- [Aim] Take each line containing the word "Organ" and copy it.

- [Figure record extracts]
**********

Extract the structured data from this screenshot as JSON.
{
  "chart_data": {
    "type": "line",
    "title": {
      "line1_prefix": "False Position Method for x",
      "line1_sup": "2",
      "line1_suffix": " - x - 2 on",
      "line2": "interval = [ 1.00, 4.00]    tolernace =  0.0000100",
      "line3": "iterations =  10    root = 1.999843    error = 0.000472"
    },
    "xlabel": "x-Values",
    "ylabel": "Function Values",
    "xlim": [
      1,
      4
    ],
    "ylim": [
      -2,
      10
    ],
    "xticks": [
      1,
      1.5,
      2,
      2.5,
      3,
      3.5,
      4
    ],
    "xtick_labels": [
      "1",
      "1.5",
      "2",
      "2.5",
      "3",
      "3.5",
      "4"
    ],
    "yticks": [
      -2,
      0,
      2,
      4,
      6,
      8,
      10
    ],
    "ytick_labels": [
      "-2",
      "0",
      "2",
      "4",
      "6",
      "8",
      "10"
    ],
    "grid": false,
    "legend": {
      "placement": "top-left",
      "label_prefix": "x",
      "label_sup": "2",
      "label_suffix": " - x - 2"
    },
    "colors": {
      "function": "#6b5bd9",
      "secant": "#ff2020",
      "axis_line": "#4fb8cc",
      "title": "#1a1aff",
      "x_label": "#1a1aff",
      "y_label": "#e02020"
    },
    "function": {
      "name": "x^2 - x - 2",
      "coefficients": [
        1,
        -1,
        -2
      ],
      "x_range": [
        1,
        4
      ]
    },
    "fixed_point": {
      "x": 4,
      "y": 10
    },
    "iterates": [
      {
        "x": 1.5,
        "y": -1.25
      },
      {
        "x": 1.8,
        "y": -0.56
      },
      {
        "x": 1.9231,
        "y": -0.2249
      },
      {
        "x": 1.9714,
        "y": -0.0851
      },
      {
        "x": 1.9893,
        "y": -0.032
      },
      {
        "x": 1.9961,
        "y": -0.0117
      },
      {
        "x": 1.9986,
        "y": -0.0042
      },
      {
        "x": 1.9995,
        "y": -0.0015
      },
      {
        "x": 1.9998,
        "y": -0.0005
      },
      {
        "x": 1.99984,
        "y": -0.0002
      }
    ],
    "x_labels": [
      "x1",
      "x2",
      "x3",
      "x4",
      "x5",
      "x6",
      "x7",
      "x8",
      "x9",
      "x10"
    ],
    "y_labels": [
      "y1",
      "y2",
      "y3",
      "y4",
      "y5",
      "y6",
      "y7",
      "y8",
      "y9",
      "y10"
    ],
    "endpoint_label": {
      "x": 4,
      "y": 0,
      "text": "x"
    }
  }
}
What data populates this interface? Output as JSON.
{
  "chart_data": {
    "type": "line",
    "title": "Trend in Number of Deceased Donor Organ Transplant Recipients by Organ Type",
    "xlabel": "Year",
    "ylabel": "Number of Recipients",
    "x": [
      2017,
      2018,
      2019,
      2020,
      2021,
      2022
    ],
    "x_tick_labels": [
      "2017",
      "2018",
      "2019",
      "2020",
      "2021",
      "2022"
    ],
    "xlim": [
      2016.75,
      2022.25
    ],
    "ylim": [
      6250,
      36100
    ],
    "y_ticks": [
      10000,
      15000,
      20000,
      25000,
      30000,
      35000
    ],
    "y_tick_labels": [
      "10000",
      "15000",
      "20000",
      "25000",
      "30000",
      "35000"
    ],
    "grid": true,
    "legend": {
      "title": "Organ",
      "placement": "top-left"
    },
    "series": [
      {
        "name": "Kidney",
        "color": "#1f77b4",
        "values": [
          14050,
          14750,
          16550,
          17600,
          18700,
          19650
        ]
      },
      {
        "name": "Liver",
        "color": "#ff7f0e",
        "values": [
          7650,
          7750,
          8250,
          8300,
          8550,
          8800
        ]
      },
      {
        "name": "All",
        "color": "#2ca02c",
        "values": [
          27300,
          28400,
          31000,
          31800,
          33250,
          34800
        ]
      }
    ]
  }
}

**********

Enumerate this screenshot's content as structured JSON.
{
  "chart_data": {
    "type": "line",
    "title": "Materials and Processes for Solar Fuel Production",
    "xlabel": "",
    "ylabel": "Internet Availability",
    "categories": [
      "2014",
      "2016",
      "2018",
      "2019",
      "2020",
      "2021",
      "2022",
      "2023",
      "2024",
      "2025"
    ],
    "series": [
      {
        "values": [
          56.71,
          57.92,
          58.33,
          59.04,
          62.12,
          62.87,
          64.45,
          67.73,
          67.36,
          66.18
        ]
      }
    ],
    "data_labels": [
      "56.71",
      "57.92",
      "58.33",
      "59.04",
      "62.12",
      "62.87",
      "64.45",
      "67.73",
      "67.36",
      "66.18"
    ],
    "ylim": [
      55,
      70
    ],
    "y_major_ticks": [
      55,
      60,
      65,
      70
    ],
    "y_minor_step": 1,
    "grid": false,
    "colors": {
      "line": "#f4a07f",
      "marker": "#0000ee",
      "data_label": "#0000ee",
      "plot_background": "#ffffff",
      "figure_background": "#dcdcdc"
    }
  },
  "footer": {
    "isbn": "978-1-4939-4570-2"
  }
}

**********

- [Written solution]
    "title": "Trend in Number of Deceased Donor Organ Transplant Recipients by Organ Type",
      "title": "Organ",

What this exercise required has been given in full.